GOAL OF THE EXERCISE: Using the listing below, extract each line that has the word "operación" in it.

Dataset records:
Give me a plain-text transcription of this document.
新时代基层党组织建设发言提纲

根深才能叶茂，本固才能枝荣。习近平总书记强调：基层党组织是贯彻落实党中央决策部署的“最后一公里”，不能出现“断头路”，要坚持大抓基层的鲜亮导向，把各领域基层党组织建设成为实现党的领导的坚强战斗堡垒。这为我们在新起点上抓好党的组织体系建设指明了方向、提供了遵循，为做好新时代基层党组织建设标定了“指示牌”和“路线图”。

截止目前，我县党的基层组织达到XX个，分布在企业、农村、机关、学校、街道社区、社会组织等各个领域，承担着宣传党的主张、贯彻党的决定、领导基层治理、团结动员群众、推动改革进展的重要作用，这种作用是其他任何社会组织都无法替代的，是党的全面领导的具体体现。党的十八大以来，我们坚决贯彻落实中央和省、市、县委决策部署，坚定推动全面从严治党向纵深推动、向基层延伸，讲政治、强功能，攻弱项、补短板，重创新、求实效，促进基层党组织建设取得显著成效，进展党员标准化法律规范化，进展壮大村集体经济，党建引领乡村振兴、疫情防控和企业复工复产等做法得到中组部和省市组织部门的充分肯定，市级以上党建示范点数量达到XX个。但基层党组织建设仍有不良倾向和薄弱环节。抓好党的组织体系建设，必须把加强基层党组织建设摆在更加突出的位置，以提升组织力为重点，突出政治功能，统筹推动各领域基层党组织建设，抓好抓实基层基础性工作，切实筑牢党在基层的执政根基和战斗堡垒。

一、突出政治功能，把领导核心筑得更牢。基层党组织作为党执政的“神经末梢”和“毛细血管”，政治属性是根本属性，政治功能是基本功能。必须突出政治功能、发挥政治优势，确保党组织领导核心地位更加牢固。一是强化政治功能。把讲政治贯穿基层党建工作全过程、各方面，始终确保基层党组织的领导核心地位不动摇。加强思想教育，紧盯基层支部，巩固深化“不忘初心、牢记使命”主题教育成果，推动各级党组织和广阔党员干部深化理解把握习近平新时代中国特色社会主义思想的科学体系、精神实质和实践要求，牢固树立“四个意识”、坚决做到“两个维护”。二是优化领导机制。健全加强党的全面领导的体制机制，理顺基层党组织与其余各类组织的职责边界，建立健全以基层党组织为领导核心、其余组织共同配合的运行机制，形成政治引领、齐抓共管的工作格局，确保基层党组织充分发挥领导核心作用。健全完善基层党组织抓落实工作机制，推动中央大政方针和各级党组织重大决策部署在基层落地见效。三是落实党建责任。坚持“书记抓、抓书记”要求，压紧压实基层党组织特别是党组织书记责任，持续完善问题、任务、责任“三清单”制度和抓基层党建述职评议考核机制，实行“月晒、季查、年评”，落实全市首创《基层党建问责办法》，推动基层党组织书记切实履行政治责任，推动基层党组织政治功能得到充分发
* * *
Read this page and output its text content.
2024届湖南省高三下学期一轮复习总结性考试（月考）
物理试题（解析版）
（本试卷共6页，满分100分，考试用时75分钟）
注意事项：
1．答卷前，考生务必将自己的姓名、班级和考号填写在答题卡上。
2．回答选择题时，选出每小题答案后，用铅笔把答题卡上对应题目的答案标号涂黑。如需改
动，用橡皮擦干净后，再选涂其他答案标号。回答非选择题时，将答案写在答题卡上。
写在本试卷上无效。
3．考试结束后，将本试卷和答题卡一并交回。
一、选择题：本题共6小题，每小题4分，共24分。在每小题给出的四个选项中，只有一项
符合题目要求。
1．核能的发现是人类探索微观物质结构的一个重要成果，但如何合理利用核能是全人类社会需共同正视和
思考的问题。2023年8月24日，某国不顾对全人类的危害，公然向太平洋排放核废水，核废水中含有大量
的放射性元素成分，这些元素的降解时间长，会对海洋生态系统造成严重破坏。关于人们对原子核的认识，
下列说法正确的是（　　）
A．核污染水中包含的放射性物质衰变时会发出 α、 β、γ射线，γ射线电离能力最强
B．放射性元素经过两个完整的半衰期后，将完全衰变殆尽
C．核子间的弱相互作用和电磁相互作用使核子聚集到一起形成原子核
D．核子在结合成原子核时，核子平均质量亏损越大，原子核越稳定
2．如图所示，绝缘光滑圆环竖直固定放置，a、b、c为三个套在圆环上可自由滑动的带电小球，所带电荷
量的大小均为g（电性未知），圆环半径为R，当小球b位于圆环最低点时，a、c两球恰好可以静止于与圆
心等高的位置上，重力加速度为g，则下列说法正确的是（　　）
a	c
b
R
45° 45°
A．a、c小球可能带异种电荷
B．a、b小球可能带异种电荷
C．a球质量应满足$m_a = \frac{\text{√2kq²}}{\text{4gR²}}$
--
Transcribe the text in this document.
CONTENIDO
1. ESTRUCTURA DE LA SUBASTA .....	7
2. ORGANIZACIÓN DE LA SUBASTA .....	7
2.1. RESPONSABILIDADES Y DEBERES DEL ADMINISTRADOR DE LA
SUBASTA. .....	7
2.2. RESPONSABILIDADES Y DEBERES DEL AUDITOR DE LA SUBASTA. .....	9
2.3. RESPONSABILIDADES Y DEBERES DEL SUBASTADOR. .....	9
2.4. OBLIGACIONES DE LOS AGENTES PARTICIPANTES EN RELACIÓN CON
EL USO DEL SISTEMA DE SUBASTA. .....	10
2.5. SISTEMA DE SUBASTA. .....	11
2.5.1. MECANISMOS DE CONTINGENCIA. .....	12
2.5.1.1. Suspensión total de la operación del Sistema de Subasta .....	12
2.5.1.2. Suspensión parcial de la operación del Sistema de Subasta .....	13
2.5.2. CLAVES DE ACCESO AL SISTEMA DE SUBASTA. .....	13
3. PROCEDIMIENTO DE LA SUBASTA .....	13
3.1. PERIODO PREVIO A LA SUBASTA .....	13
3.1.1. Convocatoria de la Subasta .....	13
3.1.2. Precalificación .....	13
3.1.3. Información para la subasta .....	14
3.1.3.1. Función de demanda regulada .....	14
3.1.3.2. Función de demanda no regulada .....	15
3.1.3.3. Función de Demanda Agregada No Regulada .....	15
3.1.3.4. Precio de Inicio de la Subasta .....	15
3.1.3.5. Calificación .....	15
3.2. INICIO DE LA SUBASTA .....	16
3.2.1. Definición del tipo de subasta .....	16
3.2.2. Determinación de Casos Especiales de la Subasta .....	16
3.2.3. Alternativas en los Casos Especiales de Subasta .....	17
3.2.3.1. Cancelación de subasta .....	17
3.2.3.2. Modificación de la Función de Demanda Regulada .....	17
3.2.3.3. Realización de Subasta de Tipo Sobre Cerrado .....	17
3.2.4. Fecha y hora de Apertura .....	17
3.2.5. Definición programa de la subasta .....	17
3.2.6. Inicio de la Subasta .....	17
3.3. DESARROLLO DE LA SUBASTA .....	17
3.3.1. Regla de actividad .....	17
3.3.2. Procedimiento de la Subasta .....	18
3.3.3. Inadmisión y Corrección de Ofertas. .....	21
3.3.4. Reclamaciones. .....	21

WORKED ANSWER:
2.5.1.1. Suspensión total de la operación del Sistema de Subasta .....	12
2.5.1.2. Suspensión parcial de la operación del Sistema de Subasta .....	13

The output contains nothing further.